Vivir la historia de la Europa del Romanticismo

Time Life Books
No ficción
Ediciones Folio. 2009
ISBN: 9788441326842

«La caída de la Bastilla —prisión de París y símbolo de la tiranía real— el 14 de julio de 1789 anunció el comienzo de la Revolución francesa, pero el acto más importante de los revolucionarios se produjo el mes siguiente: la redacción del borrador de la Declaración de los Derechos del Hombre y del Ciudadano. Este documento —los derechos de expresión, prensa, reunión, libertad religiosa, propiedad y la igualdad de todos ante la ley— transmitió el ideario de la Revolución al resto de Europa.
Los ideales revolucionarios de libertad e igualdad sacudían la mayor parte del continente europeo, pero el subsiguiente y sangriento Reinado del Terror horrorizó a muchos de los defensores de la causa y la ejecución del rey y la reina legítimos provocó que otros líderes europeos se sintiesen amenazados. Como consecuencia, Francia hubo de sumergirse en unas costosas guerras contra Austria, Prusia, España e Inglaterra.

§ **Filas de un conjunto de datos**:
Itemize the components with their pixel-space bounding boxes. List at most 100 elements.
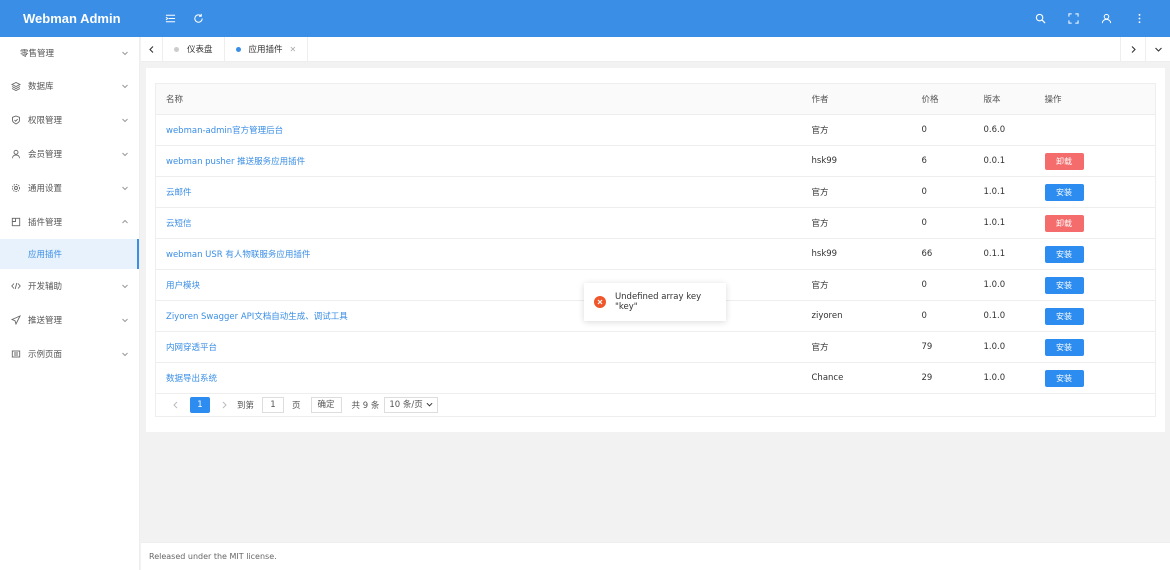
refresh-icon[interactable] bbox=[184, 0, 212, 37]
app-logo: Webman Admin bbox=[23, 11, 121, 26]
plugin-name-link[interactable]: webman USR 有人物联服务应用插件 bbox=[155, 238, 812, 270]
column-header-name: 名称 bbox=[155, 83, 812, 115]
uninstall-button[interactable]: 卸载 bbox=[1044, 152, 1084, 170]
plugin-name-link[interactable]: 云邮件 bbox=[155, 176, 812, 208]
plugin-actions: 卸载 bbox=[1044, 207, 1156, 239]
chevron-down-icon bbox=[121, 116, 129, 124]
plugin-name-link[interactable]: 数据导出系统 bbox=[155, 362, 812, 394]
chevron-down-icon bbox=[121, 350, 129, 358]
gear-icon bbox=[11, 183, 21, 193]
plugin-author: 官方 bbox=[811, 331, 922, 363]
plugin-author: Chance bbox=[811, 362, 922, 394]
plugin-name[interactable]: webman USR 有人物联服务应用插件 bbox=[166, 250, 310, 260]
database-icon bbox=[11, 81, 21, 91]
goto-label: 到第 bbox=[237, 400, 255, 411]
sidebar-item-label: 通用设置 bbox=[28, 184, 63, 194]
plugin-actions bbox=[1044, 114, 1156, 146]
page-size-select[interactable]: 10 条/页 bbox=[384, 396, 438, 413]
close-icon[interactable]: ✕ bbox=[290, 45, 297, 54]
user-icon[interactable] bbox=[1090, 0, 1123, 37]
uninstall-button[interactable]: 卸载 bbox=[1044, 214, 1084, 232]
plugin-name[interactable]: Ziyoren Swagger API文档自动生成、调试工具 bbox=[166, 312, 348, 322]
plugin-actions: 安装 bbox=[1044, 362, 1156, 394]
install-button[interactable]: 安装 bbox=[1044, 307, 1084, 325]
tab-app-plugins[interactable]: 应用插件 ✕ bbox=[225, 36, 309, 62]
chevron-left-icon bbox=[173, 401, 178, 408]
chevron-right-icon bbox=[1131, 46, 1136, 53]
send-icon bbox=[11, 315, 21, 325]
plugin-price: 0 bbox=[921, 269, 984, 301]
plugin-actions: 安装 bbox=[1044, 176, 1156, 208]
sidebar-item-retail[interactable]: 零售管理 bbox=[0, 37, 139, 69]
plugin-name[interactable]: webman-admin官方管理后台 bbox=[166, 126, 283, 136]
plugin-version: 0.1.1 bbox=[983, 238, 1045, 270]
plugins-table: 名称 作者 价格 版本 操作 webman-admin官方管理后台 官方 0 0.6.… bbox=[155, 83, 1156, 394]
plugin-name-link[interactable]: webman-admin官方管理后台 bbox=[155, 114, 812, 146]
goto-page-input[interactable]: 1 bbox=[262, 396, 285, 413]
plugin-version: 1.0.1 bbox=[983, 207, 1045, 239]
tab-menu-button[interactable] bbox=[1145, 37, 1170, 62]
table-row: 云短信 官方 0 1.0.1 卸载 bbox=[155, 207, 1156, 239]
plugin-author: 官方 bbox=[811, 207, 922, 239]
sidebar-item-label: 数据库 bbox=[28, 82, 54, 92]
sidebar-item-app-plugins[interactable]: 应用插件 bbox=[0, 239, 139, 269]
sidebar-item-database[interactable]: 数据库 bbox=[0, 69, 139, 103]
sidebar-item-dev-tools[interactable]: 开发辅助 bbox=[0, 269, 139, 303]
sidebar-item-plugins[interactable]: 插件管理 bbox=[0, 205, 139, 239]
column-header-price: 价格 bbox=[921, 83, 984, 115]
install-button[interactable]: 安装 bbox=[1044, 369, 1084, 387]
table-row: 内网穿透平台 官方 79 1.0.0 安装 bbox=[155, 331, 1156, 363]
sidebar-item-push[interactable]: 推送管理 bbox=[0, 303, 139, 337]
plugin-name[interactable]: 内网穿透平台 bbox=[166, 343, 217, 353]
chevron-down-icon bbox=[121, 184, 129, 192]
more-icon[interactable] bbox=[1123, 0, 1156, 37]
prev-page-button[interactable] bbox=[168, 397, 184, 413]
top-header: Webman Admin bbox=[0, 0, 1170, 37]
search-icon[interactable] bbox=[1024, 0, 1057, 37]
table-row: 数据导出系统 Chance 29 1.0.0 安装 bbox=[155, 362, 1156, 394]
page-number-current[interactable]: 1 bbox=[190, 396, 210, 413]
table-row: webman-admin官方管理后台 官方 0 0.6.0 bbox=[155, 114, 1156, 146]
install-button[interactable]: 安装 bbox=[1044, 183, 1084, 201]
chevron-left-icon bbox=[149, 45, 154, 53]
plugin-name[interactable]: webman pusher 推送服务应用插件 bbox=[166, 157, 305, 167]
error-toast: Undefined array key "key" bbox=[584, 283, 726, 321]
page-size-value: 10 条/页 bbox=[389, 399, 423, 410]
plugin-author: 官方 bbox=[811, 176, 922, 208]
plugin-name[interactable]: 数据导出系统 bbox=[166, 374, 217, 384]
tab-dashboard[interactable]: 仪表盘 bbox=[163, 36, 225, 62]
plugin-name[interactable]: 用户模块 bbox=[166, 281, 200, 291]
plugin-name[interactable]: 云邮件 bbox=[166, 188, 192, 198]
plugin-name-link[interactable]: webman pusher 推送服务应用插件 bbox=[155, 145, 812, 177]
goto-confirm-button[interactable]: 确定 bbox=[310, 396, 342, 413]
sidebar-item-settings[interactable]: 通用设置 bbox=[0, 171, 139, 205]
chevron-down-icon bbox=[426, 402, 433, 407]
tab-scroll-right-button[interactable] bbox=[1120, 37, 1145, 62]
chevron-down-icon bbox=[121, 282, 129, 290]
shield-icon bbox=[11, 115, 21, 125]
sidebar-item-permissions[interactable]: 权限管理 bbox=[0, 103, 139, 137]
plugin-name-link[interactable]: 内网穿透平台 bbox=[155, 331, 812, 363]
sidebar-item-label: 权限管理 bbox=[28, 116, 63, 126]
sidebar-item-label: 插件管理 bbox=[28, 218, 63, 228]
sidebar-item-members[interactable]: 会员管理 bbox=[0, 137, 139, 171]
user-icon bbox=[11, 149, 21, 159]
plugin-actions: 安装 bbox=[1044, 238, 1156, 270]
plugin-name[interactable]: 云短信 bbox=[166, 219, 192, 229]
sidebar-item-examples[interactable]: 示例页面 bbox=[0, 337, 139, 371]
column-header-version: 版本 bbox=[983, 83, 1045, 115]
tab-scroll-left-button[interactable] bbox=[141, 36, 163, 62]
next-page-button[interactable] bbox=[216, 397, 232, 413]
chevron-down-icon bbox=[121, 82, 129, 90]
install-button[interactable]: 安装 bbox=[1044, 245, 1084, 263]
fullscreen-icon[interactable] bbox=[1057, 0, 1090, 37]
plugin-name-link[interactable]: 云短信 bbox=[155, 207, 812, 239]
sidebar-item-label: 开发辅助 bbox=[28, 282, 63, 292]
menu-icon[interactable] bbox=[156, 0, 184, 37]
plugin-version: 0.0.1 bbox=[983, 145, 1045, 177]
sidebar-item-label: 会员管理 bbox=[28, 150, 63, 160]
install-button[interactable]: 安装 bbox=[1044, 276, 1084, 294]
plugin-price: 0 bbox=[921, 176, 984, 208]
install-button[interactable]: 安装 bbox=[1044, 338, 1084, 356]
footer: Released under the MIT license. bbox=[141, 542, 1170, 570]
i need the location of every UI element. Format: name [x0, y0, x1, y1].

§ **TAREAS A REALIZAR**:
[A] Responde a estas preguntas sobre el texto dedicado a la Europa del Romanticismo:
(i) ¿En qué fecha cayó la Bastilla?
(ii) ¿Qué documento redactaron los revolucionarios el mes siguiente?
(iii) ¿Contra qué países tuvo que combatir Francia en sus costosas guerras?
[B] Prosigue el texto sobre la Europa del Romanticismo a partir de su última frase.

§ **RESPUESTAS DEL EJERCICIO**:
[A]
(i) El 14 de julio de 1789.
(ii) El borrador de la Declaración de los Derechos del Hombre y del Ciudadano.
(iii) Contra Austria, Prusia, España e Inglaterra.

[B]
En esta época incierta es cuando el oficial del ejército francés Napoleón Bonaparte se ganó las simpatías tanto de sus compatriotas como de muchos otros europeos que anhelaban un héroe. Cuando Napoleón se coronó emperador en 1804, sus seguidores desilusionados le consideraron un traidor a la Revolución. A lo largo de los años siguientes, sus campañas militares, que situaron más y más territorios bajo el control francés, incitaron al odio y la aprehensión por toda Europa. En 1814, un ejército aliado europeo invadió Francia y obligó a Napoleón a abdicar. El año siguiente éste se volvió a hacer con el poder de manera breve, pero volvió a caer derrotado.
En el Congreso de Viena, los mandatarios europeos buscaron restablecer el orden territorial. En Francia, los líderes aliados ya habían llevado al trono a un nuevo rey Borbón, Luis XVIII, que había accedido a renunciar a los territorios adquiridos por Francia desde 1792. Los Estados alemanes —que habían disuelto la Confederación del Rin, creada y controlada por Napoleón— formaron la Confederación Germánica; dejaba ésta la mayor parte de la autoridad en las manos de los soberanos individuales. Con éste y otros movimientos de carácter político, el congreso tenía la esperanza de devolver Europa a su anterior equilibrio de poder.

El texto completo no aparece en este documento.